* **Task to carry out**: Your task is to copy the listing exactly. Drop any pictures from the copy.
|---|
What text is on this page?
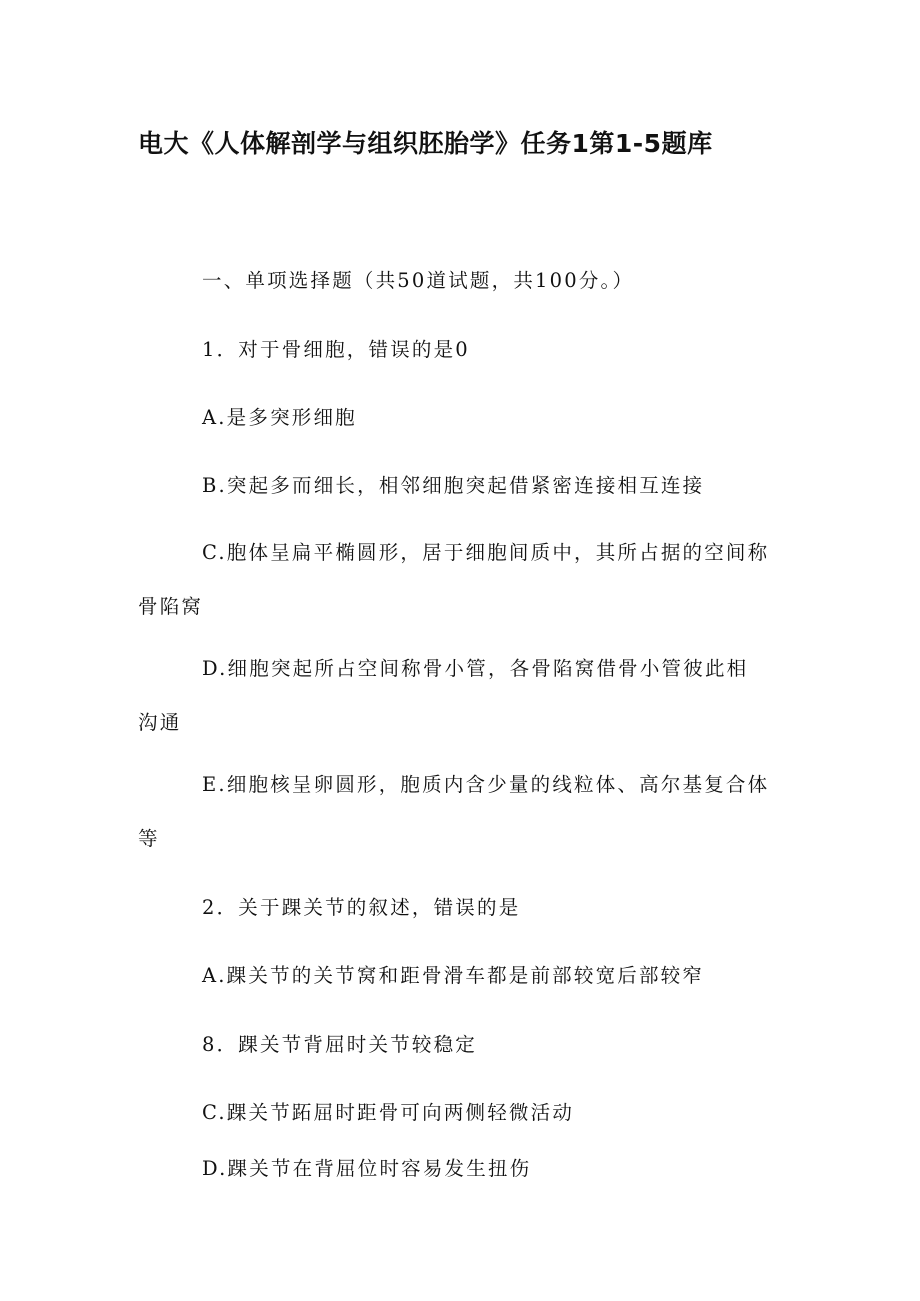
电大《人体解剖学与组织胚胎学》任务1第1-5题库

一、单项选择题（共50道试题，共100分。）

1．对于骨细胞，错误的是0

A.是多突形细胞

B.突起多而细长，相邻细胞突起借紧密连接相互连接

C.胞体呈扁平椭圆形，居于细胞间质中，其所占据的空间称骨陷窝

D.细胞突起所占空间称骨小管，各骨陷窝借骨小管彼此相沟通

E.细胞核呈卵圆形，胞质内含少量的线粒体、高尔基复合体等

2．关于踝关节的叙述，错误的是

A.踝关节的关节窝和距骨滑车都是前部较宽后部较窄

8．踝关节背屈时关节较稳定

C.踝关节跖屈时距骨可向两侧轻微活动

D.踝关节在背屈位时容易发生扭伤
|---|
* **Response to the exercise**:
What text is on this page?
电大《人体解剖学与组织胚胎学》任务1第1-5题库

一、单项选择题（共50道试题，共100分。）

1．对于骨细胞，错误的是0

A.是多突形细胞

B.突起多而细长，相邻细胞突起借紧密连接相互连接

C.胞体呈扁平椭圆形，居于细胞间质中，其所占据的空间称骨陷窝

D.细胞突起所占空间称骨小管，各骨陷窝借骨小管彼此相沟通

E.细胞核呈卵圆形，胞质内含少量的线粒体、高尔基复合体等

2．关于踝关节的叙述，错误的是

A.踝关节的关节窝和距骨滑车都是前部较宽后部较窄

8．踝关节背屈时关节较稳定

C.踝关节跖屈时距骨可向两侧轻微活动

D.踝关节在背屈位时容易发生扭伤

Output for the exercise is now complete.